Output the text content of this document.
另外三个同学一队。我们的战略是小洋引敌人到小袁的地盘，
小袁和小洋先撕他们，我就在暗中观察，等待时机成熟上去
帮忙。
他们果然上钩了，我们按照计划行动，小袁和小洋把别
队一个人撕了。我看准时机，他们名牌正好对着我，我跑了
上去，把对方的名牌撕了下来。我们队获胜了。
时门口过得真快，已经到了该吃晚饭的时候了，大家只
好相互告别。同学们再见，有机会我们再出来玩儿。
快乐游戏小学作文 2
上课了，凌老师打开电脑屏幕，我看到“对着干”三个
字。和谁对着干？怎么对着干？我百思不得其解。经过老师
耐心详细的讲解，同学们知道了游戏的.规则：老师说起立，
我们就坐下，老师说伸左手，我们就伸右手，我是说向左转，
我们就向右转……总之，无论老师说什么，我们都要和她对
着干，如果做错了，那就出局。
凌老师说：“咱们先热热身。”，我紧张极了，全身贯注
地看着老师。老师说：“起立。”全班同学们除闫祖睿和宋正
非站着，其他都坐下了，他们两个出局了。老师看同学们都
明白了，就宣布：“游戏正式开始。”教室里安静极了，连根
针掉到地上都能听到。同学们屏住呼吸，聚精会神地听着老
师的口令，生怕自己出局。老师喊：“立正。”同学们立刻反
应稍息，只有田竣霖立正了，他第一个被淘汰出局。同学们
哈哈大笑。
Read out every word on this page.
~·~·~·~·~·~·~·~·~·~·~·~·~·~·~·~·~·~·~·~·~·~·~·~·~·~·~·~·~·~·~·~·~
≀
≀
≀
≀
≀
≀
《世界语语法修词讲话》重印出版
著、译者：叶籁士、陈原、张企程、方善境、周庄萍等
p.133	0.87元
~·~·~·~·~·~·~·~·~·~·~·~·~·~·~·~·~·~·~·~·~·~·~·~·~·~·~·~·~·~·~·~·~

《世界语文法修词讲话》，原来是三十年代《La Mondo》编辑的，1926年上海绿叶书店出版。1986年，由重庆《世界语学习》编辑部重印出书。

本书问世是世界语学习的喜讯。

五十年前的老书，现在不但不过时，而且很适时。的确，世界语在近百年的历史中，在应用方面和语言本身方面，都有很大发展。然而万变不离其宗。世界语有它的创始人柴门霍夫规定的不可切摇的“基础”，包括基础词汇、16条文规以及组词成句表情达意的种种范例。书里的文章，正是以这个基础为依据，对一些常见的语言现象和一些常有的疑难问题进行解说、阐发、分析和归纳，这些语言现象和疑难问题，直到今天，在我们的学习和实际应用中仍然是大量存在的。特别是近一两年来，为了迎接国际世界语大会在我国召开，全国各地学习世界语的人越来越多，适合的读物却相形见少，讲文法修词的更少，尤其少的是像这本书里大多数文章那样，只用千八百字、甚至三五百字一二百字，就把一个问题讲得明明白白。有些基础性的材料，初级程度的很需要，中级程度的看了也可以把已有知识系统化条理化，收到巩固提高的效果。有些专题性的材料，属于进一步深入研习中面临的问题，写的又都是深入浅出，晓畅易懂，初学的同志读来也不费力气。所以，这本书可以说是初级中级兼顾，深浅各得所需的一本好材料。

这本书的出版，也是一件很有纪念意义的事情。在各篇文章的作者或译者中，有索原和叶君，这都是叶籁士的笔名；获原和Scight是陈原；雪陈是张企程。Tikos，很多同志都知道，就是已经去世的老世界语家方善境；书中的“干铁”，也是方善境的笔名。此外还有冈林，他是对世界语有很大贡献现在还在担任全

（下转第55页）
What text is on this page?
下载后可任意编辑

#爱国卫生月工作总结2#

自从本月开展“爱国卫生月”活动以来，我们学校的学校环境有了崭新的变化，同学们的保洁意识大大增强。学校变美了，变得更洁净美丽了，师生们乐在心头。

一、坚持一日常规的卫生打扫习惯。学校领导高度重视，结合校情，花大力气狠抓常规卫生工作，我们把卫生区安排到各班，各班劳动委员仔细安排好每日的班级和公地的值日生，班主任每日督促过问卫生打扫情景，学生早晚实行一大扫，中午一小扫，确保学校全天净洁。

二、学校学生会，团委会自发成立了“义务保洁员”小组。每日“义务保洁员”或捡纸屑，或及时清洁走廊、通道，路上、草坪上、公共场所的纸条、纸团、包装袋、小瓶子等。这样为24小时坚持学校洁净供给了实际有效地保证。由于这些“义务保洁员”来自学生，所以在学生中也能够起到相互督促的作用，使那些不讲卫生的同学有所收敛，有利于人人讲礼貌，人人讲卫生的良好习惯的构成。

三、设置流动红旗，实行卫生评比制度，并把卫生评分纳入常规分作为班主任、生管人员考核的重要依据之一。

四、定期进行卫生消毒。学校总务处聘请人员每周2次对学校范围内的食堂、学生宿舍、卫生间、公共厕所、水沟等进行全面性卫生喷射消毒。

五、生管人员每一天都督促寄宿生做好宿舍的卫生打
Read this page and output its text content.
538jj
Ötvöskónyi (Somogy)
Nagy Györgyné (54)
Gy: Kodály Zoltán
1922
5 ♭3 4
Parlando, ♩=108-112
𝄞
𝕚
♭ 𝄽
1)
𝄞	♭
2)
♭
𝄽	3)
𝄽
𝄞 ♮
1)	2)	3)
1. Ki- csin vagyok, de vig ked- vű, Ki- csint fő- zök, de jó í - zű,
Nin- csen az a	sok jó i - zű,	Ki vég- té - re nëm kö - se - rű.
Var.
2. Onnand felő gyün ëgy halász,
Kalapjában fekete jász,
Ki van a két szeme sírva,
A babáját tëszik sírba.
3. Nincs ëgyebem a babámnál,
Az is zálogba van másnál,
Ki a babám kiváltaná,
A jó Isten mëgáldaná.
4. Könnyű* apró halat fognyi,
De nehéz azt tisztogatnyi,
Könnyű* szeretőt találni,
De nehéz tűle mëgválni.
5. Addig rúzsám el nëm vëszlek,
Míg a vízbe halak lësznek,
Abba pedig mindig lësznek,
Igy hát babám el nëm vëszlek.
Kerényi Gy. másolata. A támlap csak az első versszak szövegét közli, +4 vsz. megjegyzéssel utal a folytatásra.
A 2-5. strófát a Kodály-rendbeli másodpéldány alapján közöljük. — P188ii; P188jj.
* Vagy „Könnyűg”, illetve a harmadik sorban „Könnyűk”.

— Problem to solve —
Reproduce the material precisely, including every line.

— Written answer —
Output the text content of this document.
另外三个同学一队。我们的战略是小洋引敌人到小袁的地盘，
小袁和小洋先撕他们，我就在暗中观察，等待时机成熟上去
帮忙。
他们果然上钩了，我们按照计划行动，小袁和小洋把别
队一个人撕了。我看准时机，他们名牌正好对着我，我跑了
上去，把对方的名牌撕了下来。我们队获胜了。
时门口过得真快，已经到了该吃晚饭的时候了，大家只
好相互告别。同学们再见，有机会我们再出来玩儿。
快乐游戏小学作文 2
上课了，凌老师打开电脑屏幕，我看到“对着干”三个
字。和谁对着干？怎么对着干？我百思不得其解。经过老师
耐心详细的讲解，同学们知道了游戏的.规则：老师说起立，
我们就坐下，老师说伸左手，我们就伸右手，我是说向左转，
我们就向右转……总之，无论老师说什么，我们都要和她对
着干，如果做错了，那就出局。
凌老师说：“咱们先热热身。”，我紧张极了，全身贯注
地看着老师。老师说：“起立。”全班同学们除闫祖睿和宋正
非站着，其他都坐下了，他们两个出局了。老师看同学们都
明白了，就宣布：“游戏正式开始。”教室里安静极了，连根
针掉到地上都能听到。同学们屏住呼吸，聚精会神地听着老
师的口令，生怕自己出局。老师喊：“立正。”同学们立刻反
应稍息，只有田竣霖立正了，他第一个被淘汰出局。同学们
哈哈大笑。
Read out every word on this page.
~·~·~·~·~·~·~·~·~·~·~·~·~·~·~·~·~·~·~·~·~·~·~·~·~·~·~·~·~·~·~·~·~
≀
≀
≀
≀
≀
≀
《世界语语法修词讲话》重印出版
著、译者：叶籁士、陈原、张企程、方善境、周庄萍等
p.133	0.87元
~·~·~·~·~·~·~·~·~·~·~·~·~·~·~·~·~·~·~·~·~·~·~·~·~·~·~·~·~·~·~·~·~

《世界语文法修词讲话》，原来是三十年代《La Mondo》编辑的，1926年上海绿叶书店出版。1986年，由重庆《世界语学习》编辑部重印出书。

本书问世是世界语学习的喜讯。

五十年前的老书，现在不但不过时，而且很适时。的确，世界语在近百年的历史中，在应用方面和语言本身方面，都有很大发展。然而万变不离其宗。世界语有它的创始人柴门霍夫规定的不可切摇的“基础”，包括基础词汇、16条文规以及组词成句表情达意的种种范例。书里的文章，正是以这个基础为依据，对一些常见的语言现象和一些常有的疑难问题进行解说、阐发、分析和归纳，这些语言现象和疑难问题，直到今天，在我们的学习和实际应用中仍然是大量存在的。特别是近一两年来，为了迎接国际世界语大会在我国召开，全国各地学习世界语的人越来越多，适合的读物却相形见少，讲文法修词的更少，尤其少的是像这本书里大多数文章那样，只用千八百字、甚至三五百字一二百字，就把一个问题讲得明明白白。有些基础性的材料，初级程度的很需要，中级程度的看了也可以把已有知识系统化条理化，收到巩固提高的效果。有些专题性的材料，属于进一步深入研习中面临的问题，写的又都是深入浅出，晓畅易懂，初学的同志读来也不费力气。所以，这本书可以说是初级中级兼顾，深浅各得所需的一本好材料。

这本书的出版，也是一件很有纪念意义的事情。在各篇文章的作者或译者中，有索原和叶君，这都是叶籁士的笔名；获原和Scight是陈原；雪陈是张企程。Tikos，很多同志都知道，就是已经去世的老世界语家方善境；书中的“干铁”，也是方善境的笔名。此外还有冈林，他是对世界语有很大贡献现在还在担任全

（下转第55页）
What text is on this page?
下载后可任意编辑

#爱国卫生月工作总结2#

自从本月开展“爱国卫生月”活动以来，我们学校的学校环境有了崭新的变化，同学们的保洁意识大大增强。学校变美了，变得更洁净美丽了，师生们乐在心头。

一、坚持一日常规的卫生打扫习惯。学校领导高度重视，结合校情，花大力气狠抓常规卫生工作，我们把卫生区安排到各班，各班劳动委员仔细安排好每日的班级和公地的值日生，班主任每日督促过问卫生打扫情景，学生早晚实行一大扫，中午一小扫，确保学校全天净洁。

二、学校学生会，团委会自发成立了“义务保洁员”小组。每日“义务保洁员”或捡纸屑，或及时清洁走廊、通道，路上、草坪上、公共场所的纸条、纸团、包装袋、小瓶子等。这样为24小时坚持学校洁净供给了实际有效地保证。由于这些“义务保洁员”来自学生，所以在学生中也能够起到相互督促的作用，使那些不讲卫生的同学有所收敛，有利于人人讲礼貌，人人讲卫生的良好习惯的构成。

三、设置流动红旗，实行卫生评比制度，并把卫生评分纳入常规分作为班主任、生管人员考核的重要依据之一。

四、定期进行卫生消毒。学校总务处聘请人员每周2次对学校范围内的食堂、学生宿舍、卫生间、公共厕所、水沟等进行全面性卫生喷射消毒。

五、生管人员每一天都督促寄宿生做好宿舍的卫生打
Read this page and output its text content.
538jj
Ötvöskónyi (Somogy)
Nagy Györgyné (54)
Gy: Kodály Zoltán
1922
5 ♭3 4
Parlando, ♩=108-112
𝄞
𝕚
♭ 𝄽
1)
𝄞	♭
2)
♭
𝄽	3)
𝄽
𝄞 ♮
1)	2)	3)
1. Ki- csin vagyok, de vig ked- vű, Ki- csint fő- zök, de jó í - zű,
Nin- csen az a	sok jó i - zű,	Ki vég- té - re nëm kö - se - rű.
Var.
2. Onnand felő gyün ëgy halász,
Kalapjában fekete jász,
Ki van a két szeme sírva,
A babáját tëszik sírba.
3. Nincs ëgyebem a babámnál,
Az is zálogba van másnál,
Ki a babám kiváltaná,
A jó Isten mëgáldaná.
4. Könnyű* apró halat fognyi,
De nehéz azt tisztogatnyi,
Könnyű* szeretőt találni,
De nehéz tűle mëgválni.
5. Addig rúzsám el nëm vëszlek,
Míg a vízbe halak lësznek,
Abba pedig mindig lësznek,
Igy hát babám el nëm vëszlek.
Kerényi Gy. másolata. A támlap csak az első versszak szövegét közli, +4 vsz. megjegyzéssel utal a folytatásra.
A 2-5. strófát a Kodály-rendbeli másodpéldány alapján közöljük. — P188ii; P188jj.
* Vagy „Könnyűg”, illetve a harmadik sorban „Könnyűk”.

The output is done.